● Records for the task
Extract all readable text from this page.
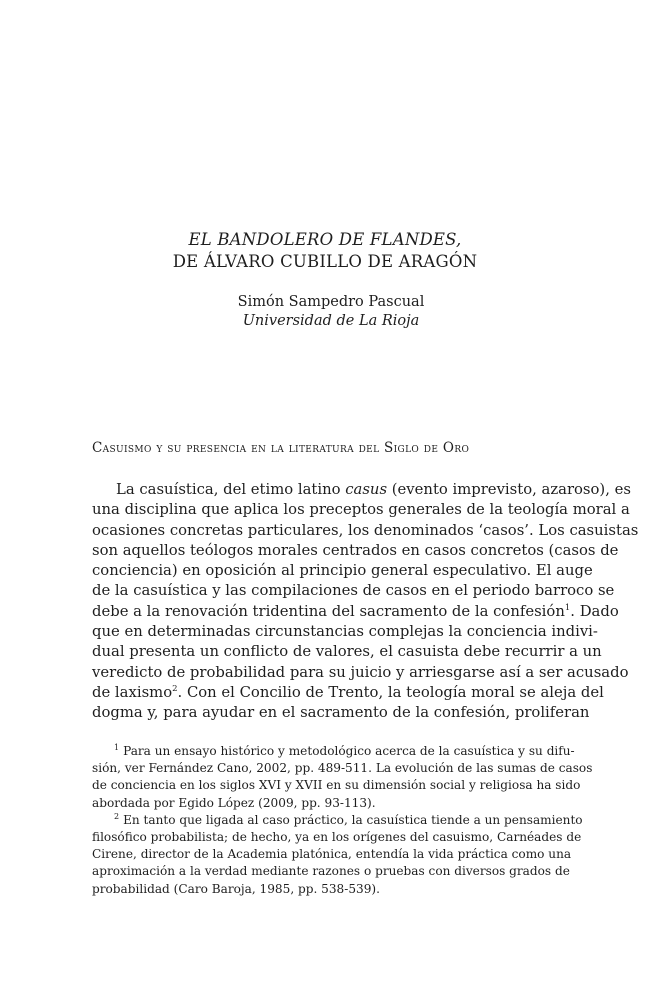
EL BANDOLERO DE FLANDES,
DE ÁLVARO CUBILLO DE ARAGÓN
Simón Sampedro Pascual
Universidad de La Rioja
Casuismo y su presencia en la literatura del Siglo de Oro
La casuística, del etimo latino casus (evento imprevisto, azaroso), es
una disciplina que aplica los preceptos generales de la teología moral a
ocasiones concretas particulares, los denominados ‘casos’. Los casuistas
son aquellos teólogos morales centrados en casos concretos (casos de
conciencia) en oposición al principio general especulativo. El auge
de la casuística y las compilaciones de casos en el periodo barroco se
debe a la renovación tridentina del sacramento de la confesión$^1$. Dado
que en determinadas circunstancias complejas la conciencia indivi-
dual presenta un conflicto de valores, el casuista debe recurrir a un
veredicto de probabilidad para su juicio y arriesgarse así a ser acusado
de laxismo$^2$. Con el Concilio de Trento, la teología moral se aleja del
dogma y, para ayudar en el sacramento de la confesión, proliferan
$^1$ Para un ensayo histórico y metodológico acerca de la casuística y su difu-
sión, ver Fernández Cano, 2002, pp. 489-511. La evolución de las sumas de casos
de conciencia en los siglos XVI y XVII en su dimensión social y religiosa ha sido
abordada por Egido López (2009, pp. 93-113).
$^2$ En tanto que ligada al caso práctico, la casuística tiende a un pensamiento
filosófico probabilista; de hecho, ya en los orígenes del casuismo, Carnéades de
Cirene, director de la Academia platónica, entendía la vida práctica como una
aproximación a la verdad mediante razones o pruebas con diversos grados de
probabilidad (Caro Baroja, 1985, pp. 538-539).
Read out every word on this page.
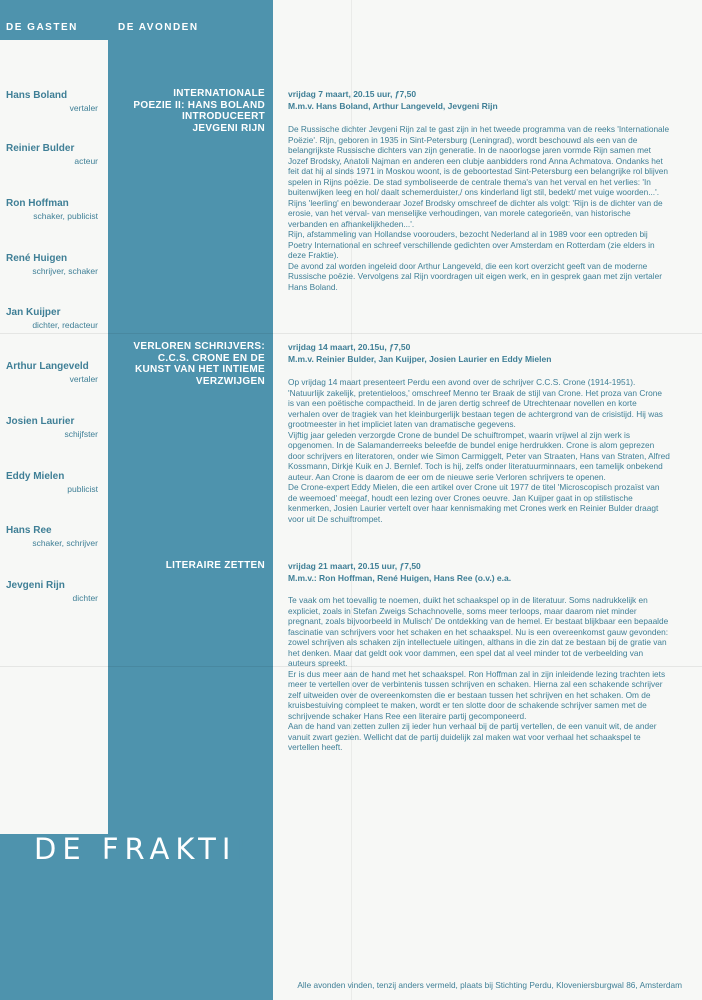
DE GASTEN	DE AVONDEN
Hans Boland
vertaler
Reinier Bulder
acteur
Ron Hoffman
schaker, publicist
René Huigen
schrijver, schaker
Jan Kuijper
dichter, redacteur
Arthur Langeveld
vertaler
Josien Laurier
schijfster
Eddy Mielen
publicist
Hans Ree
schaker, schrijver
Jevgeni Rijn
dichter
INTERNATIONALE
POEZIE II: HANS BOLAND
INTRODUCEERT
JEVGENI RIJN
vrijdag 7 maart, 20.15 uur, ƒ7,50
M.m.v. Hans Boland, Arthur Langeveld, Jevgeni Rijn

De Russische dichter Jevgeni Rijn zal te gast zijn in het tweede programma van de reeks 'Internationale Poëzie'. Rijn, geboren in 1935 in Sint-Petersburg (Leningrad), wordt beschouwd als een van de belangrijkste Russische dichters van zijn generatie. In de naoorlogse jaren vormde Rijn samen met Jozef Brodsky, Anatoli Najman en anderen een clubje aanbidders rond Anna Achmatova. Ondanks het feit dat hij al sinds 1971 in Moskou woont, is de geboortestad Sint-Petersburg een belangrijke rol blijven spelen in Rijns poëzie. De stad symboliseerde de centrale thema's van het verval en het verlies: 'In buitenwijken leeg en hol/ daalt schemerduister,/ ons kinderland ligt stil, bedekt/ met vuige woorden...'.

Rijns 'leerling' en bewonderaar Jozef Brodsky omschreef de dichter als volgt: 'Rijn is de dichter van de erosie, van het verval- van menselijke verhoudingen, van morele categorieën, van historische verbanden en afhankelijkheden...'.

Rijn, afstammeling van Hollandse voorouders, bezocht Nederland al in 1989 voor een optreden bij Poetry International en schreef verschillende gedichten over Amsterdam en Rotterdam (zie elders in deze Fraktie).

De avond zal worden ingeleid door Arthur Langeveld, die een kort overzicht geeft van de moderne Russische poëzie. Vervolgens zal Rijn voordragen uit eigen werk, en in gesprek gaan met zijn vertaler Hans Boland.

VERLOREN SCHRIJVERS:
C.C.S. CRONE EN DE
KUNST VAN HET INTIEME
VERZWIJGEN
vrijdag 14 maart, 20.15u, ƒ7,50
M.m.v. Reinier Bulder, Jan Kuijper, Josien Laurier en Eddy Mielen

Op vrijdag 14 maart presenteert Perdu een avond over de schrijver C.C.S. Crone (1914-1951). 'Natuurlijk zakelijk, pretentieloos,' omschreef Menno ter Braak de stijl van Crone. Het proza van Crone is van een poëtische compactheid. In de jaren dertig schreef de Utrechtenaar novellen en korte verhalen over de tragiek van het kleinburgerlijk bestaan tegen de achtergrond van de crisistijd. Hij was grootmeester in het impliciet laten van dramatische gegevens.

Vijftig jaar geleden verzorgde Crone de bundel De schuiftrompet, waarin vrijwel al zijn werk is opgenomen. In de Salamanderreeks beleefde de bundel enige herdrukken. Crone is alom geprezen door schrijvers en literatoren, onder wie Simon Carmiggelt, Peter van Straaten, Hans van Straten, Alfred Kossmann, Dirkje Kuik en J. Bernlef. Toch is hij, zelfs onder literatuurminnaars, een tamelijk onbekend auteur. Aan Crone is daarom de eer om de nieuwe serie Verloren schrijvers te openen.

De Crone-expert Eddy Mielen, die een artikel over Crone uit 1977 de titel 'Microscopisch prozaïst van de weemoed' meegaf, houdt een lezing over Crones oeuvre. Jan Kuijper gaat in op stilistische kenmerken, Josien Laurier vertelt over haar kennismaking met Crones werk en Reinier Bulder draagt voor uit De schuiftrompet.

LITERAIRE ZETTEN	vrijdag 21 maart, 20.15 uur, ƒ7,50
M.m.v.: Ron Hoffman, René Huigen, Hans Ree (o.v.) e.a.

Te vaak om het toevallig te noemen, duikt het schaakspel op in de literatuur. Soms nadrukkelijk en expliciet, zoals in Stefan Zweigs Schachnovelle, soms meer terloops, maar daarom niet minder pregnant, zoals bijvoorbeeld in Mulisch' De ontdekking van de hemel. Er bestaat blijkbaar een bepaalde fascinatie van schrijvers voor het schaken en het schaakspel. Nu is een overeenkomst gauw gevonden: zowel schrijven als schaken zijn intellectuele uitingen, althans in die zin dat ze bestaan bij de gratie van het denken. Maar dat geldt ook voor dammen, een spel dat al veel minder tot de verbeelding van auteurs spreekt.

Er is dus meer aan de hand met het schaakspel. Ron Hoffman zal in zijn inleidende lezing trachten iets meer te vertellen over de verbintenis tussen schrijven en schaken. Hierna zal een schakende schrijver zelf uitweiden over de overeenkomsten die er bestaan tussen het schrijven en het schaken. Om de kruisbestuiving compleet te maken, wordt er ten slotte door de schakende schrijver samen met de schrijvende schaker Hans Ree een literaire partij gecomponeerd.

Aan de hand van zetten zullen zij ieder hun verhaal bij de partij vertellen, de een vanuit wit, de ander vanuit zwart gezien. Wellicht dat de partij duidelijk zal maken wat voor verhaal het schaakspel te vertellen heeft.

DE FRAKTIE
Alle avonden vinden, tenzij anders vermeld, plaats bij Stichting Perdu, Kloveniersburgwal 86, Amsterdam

● What this task involves
Reproduce each line of the material that mentions "samen".

● Task output
De Russische dichter Jevgeni Rijn zal te gast zijn in het tweede programma van de reeks 'Internationale Poëzie'. Rijn, geboren in 1935 in Sint-Petersburg (Leningrad), wordt beschouwd als een van de belangrijkste Russische dichters van zijn generatie. In de naoorlogse jaren vormde Rijn samen met Jozef Brodsky, Anatoli Najman en anderen een clubje aanbidders rond Anna Achmatova. Ondanks het feit dat hij al sinds 1971 in Moskou woont, is de geboortestad Sint-Petersburg een belangrijke rol blijven spelen in Rijns poëzie. De stad symboliseerde de centrale thema's van het verval en het verlies: 'In buitenwijken leeg en hol/ daalt schemerduister,/ ons kinderland ligt stil, bedekt/ met vuige woorden...'.
Er is dus meer aan de hand met het schaakspel. Ron Hoffman zal in zijn inleidende lezing trachten iets meer te vertellen over de verbintenis tussen schrijven en schaken. Hierna zal een schakende schrijver zelf uitweiden over de overeenkomsten die er bestaan tussen het schrijven en het schaken. Om de kruisbestuiving compleet te maken, wordt er ten slotte door de schakende schrijver samen met de schrijvende schaker Hans Ree een literaire partij gecomponeerd.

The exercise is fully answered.